> EXERCISE BRIEF
Extract every record, exactly as written, and ignore the pictures.

> DATASET RECORDS
## start

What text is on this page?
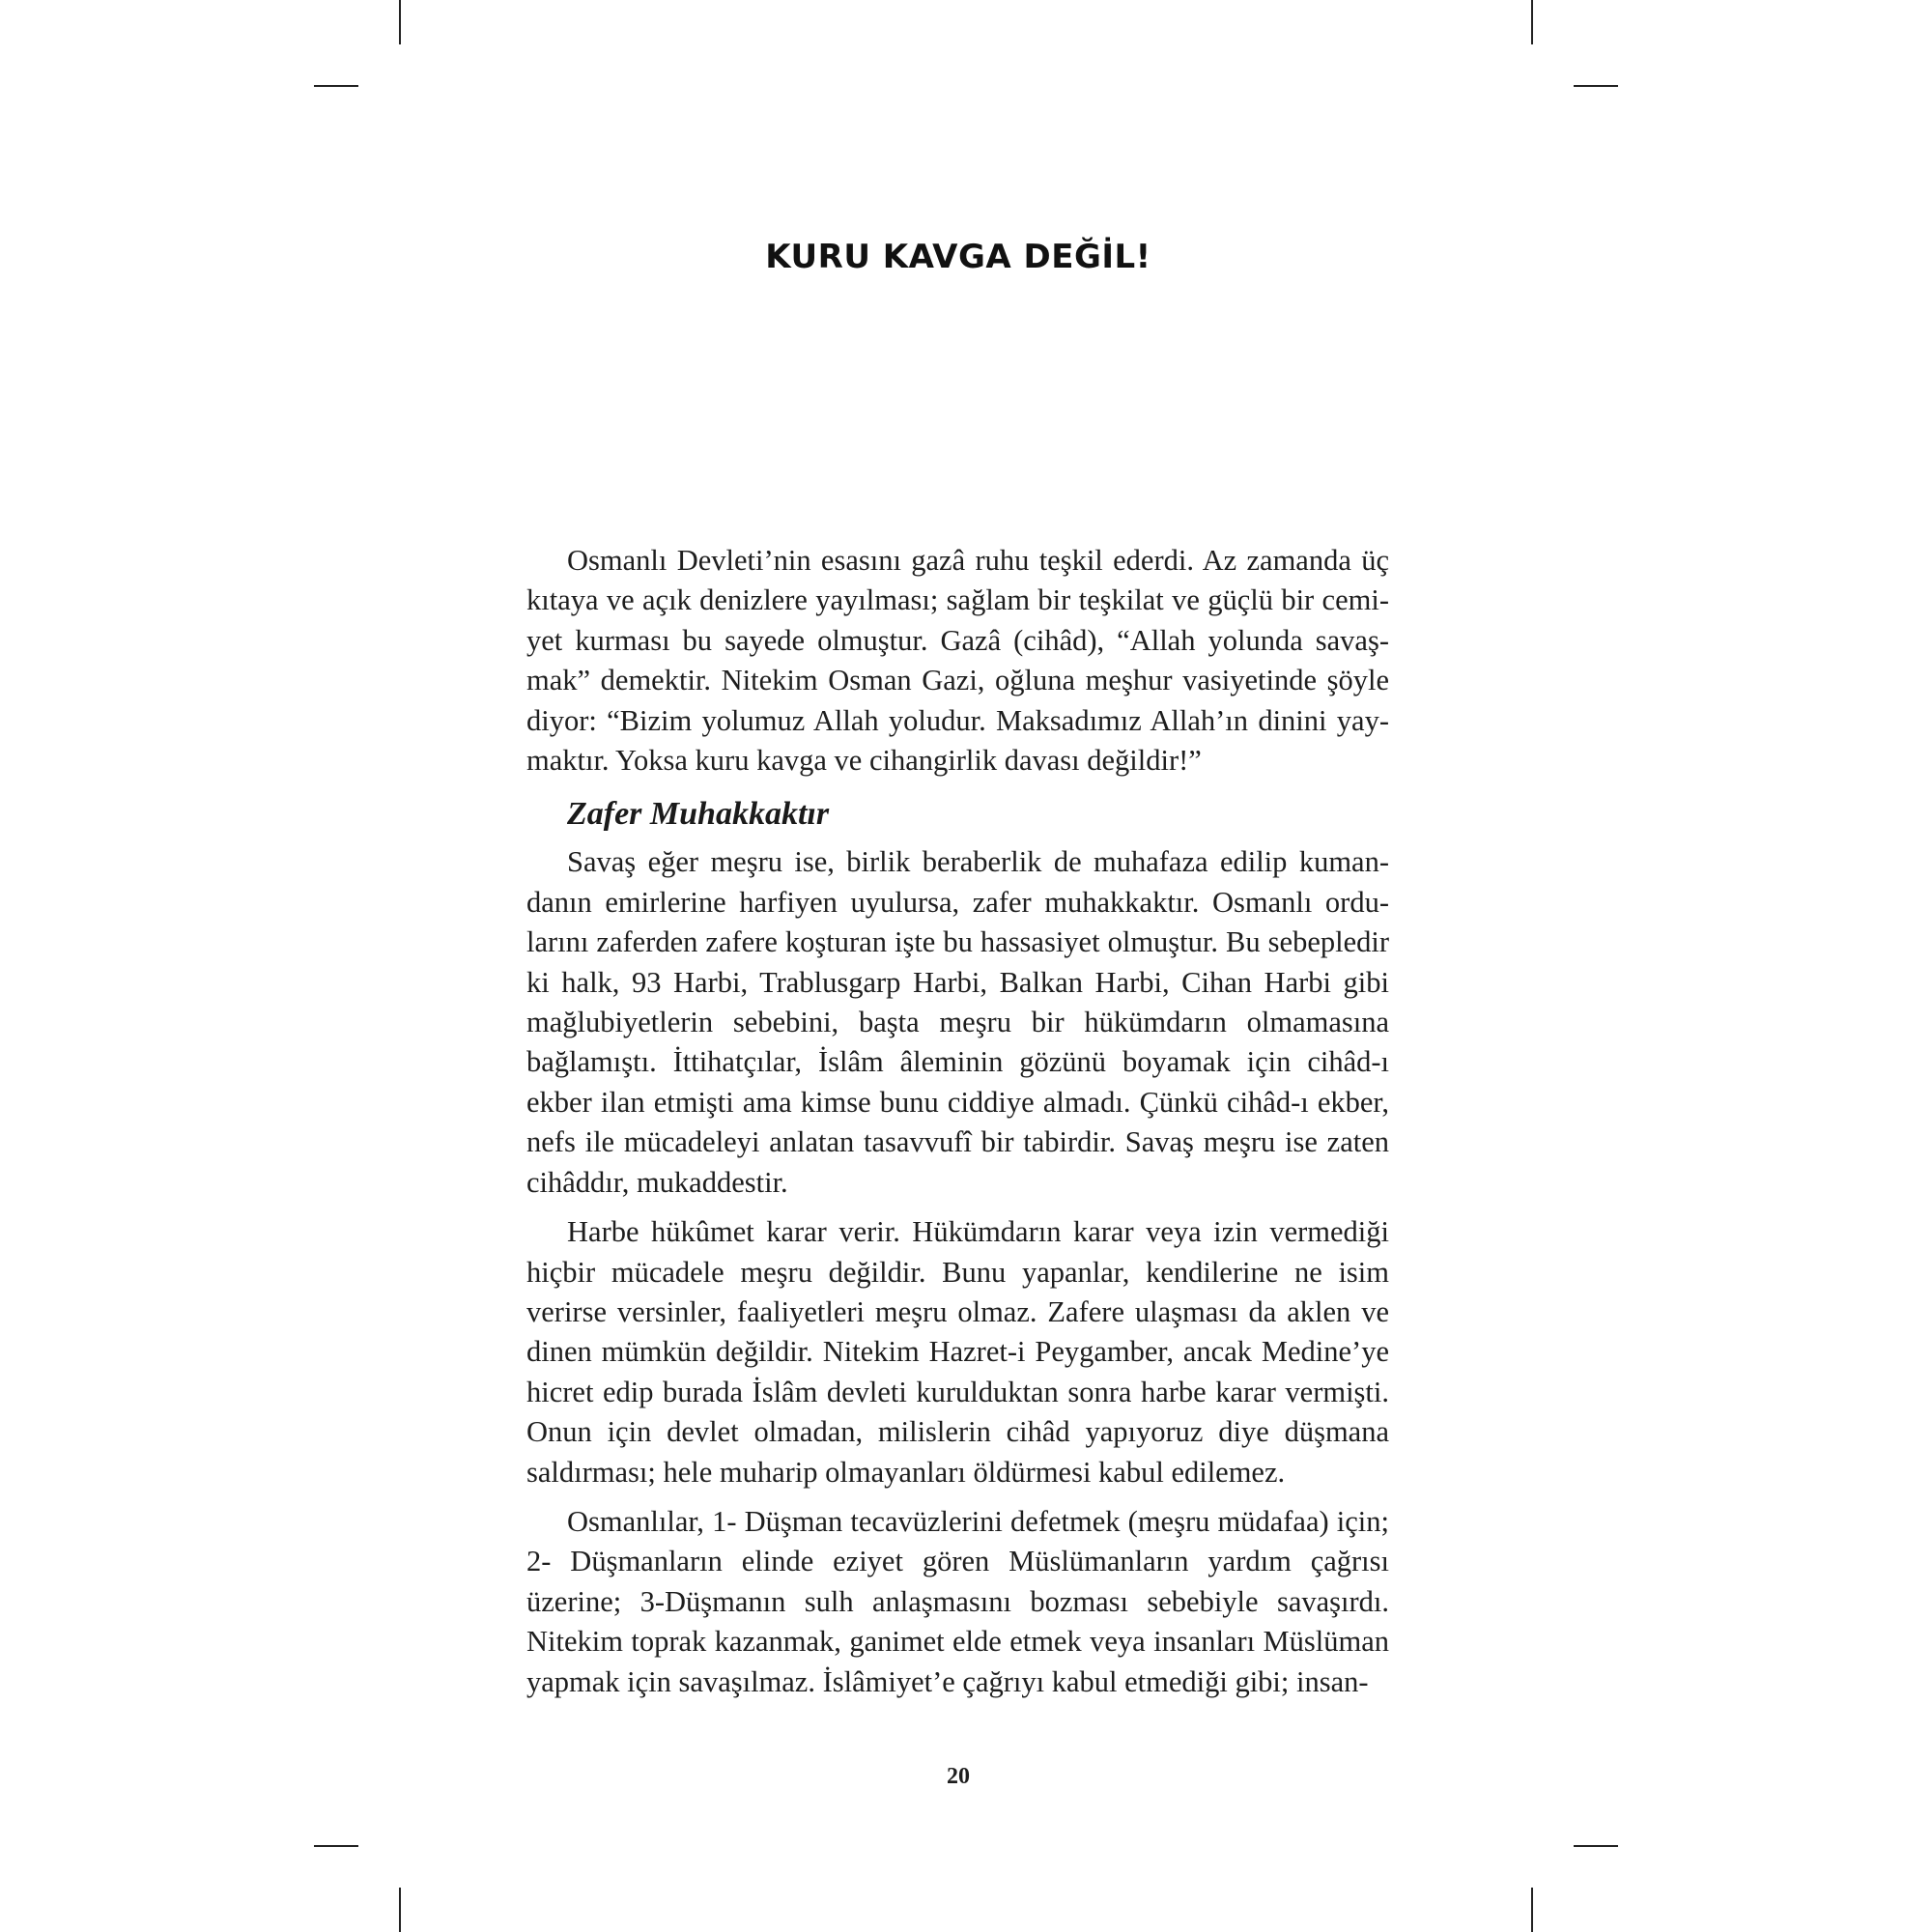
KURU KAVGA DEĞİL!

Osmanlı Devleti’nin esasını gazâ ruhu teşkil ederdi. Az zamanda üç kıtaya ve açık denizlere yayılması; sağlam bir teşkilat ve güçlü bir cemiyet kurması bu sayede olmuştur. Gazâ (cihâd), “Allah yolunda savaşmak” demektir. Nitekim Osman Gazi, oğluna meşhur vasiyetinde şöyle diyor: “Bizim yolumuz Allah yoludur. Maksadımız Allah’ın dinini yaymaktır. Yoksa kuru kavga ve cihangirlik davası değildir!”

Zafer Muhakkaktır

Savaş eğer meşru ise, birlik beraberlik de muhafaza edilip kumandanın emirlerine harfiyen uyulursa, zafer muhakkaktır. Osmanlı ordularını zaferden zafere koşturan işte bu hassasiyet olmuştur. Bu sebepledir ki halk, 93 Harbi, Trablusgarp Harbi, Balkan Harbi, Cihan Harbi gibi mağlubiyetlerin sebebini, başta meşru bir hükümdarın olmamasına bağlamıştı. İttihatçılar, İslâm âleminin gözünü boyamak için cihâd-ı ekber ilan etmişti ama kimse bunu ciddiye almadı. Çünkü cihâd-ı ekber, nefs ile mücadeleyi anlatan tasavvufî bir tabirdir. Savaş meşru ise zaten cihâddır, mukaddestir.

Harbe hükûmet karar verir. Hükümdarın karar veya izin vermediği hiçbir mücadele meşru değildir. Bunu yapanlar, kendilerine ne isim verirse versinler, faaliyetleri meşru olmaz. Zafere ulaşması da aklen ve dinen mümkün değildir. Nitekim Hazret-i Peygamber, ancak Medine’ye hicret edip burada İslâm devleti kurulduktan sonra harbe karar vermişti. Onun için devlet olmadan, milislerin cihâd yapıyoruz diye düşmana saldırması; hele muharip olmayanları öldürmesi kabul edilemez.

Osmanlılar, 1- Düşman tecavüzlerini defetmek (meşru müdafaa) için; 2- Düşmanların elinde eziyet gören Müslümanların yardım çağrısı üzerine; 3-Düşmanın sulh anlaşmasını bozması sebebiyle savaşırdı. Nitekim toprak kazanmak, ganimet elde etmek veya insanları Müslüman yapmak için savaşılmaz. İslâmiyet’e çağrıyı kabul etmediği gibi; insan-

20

## end

> PROBLEM SOLUTION
What text is on this page?
KURU KAVGA DEĞİL!

Osmanlı Devleti’nin esasını gazâ ruhu teşkil ederdi. Az zamanda üç kıtaya ve açık denizlere yayılması; sağlam bir teşkilat ve güçlü bir cemiyet kurması bu sayede olmuştur. Gazâ (cihâd), “Allah yolunda savaşmak” demektir. Nitekim Osman Gazi, oğluna meşhur vasiyetinde şöyle diyor: “Bizim yolumuz Allah yoludur. Maksadımız Allah’ın dinini yaymaktır. Yoksa kuru kavga ve cihangirlik davası değildir!”

Zafer Muhakkaktır

Savaş eğer meşru ise, birlik beraberlik de muhafaza edilip kumandanın emirlerine harfiyen uyulursa, zafer muhakkaktır. Osmanlı ordularını zaferden zafere koşturan işte bu hassasiyet olmuştur. Bu sebepledir ki halk, 93 Harbi, Trablusgarp Harbi, Balkan Harbi, Cihan Harbi gibi mağlubiyetlerin sebebini, başta meşru bir hükümdarın olmamasına bağlamıştı. İttihatçılar, İslâm âleminin gözünü boyamak için cihâd-ı ekber ilan etmişti ama kimse bunu ciddiye almadı. Çünkü cihâd-ı ekber, nefs ile mücadeleyi anlatan tasavvufî bir tabirdir. Savaş meşru ise zaten cihâddır, mukaddestir.

Harbe hükûmet karar verir. Hükümdarın karar veya izin vermediği hiçbir mücadele meşru değildir. Bunu yapanlar, kendilerine ne isim verirse versinler, faaliyetleri meşru olmaz. Zafere ulaşması da aklen ve dinen mümkün değildir. Nitekim Hazret-i Peygamber, ancak Medine’ye hicret edip burada İslâm devleti kurulduktan sonra harbe karar vermişti. Onun için devlet olmadan, milislerin cihâd yapıyoruz diye düşmana saldırması; hele muharip olmayanları öldürmesi kabul edilemez.

Osmanlılar, 1- Düşman tecavüzlerini defetmek (meşru müdafaa) için; 2- Düşmanların elinde eziyet gören Müslümanların yardım çağrısı üzerine; 3-Düşmanın sulh anlaşmasını bozması sebebiyle savaşırdı. Nitekim toprak kazanmak, ganimet elde etmek veya insanları Müslüman yapmak için savaşılmaz. İslâmiyet’e çağrıyı kabul etmediği gibi; insan-

20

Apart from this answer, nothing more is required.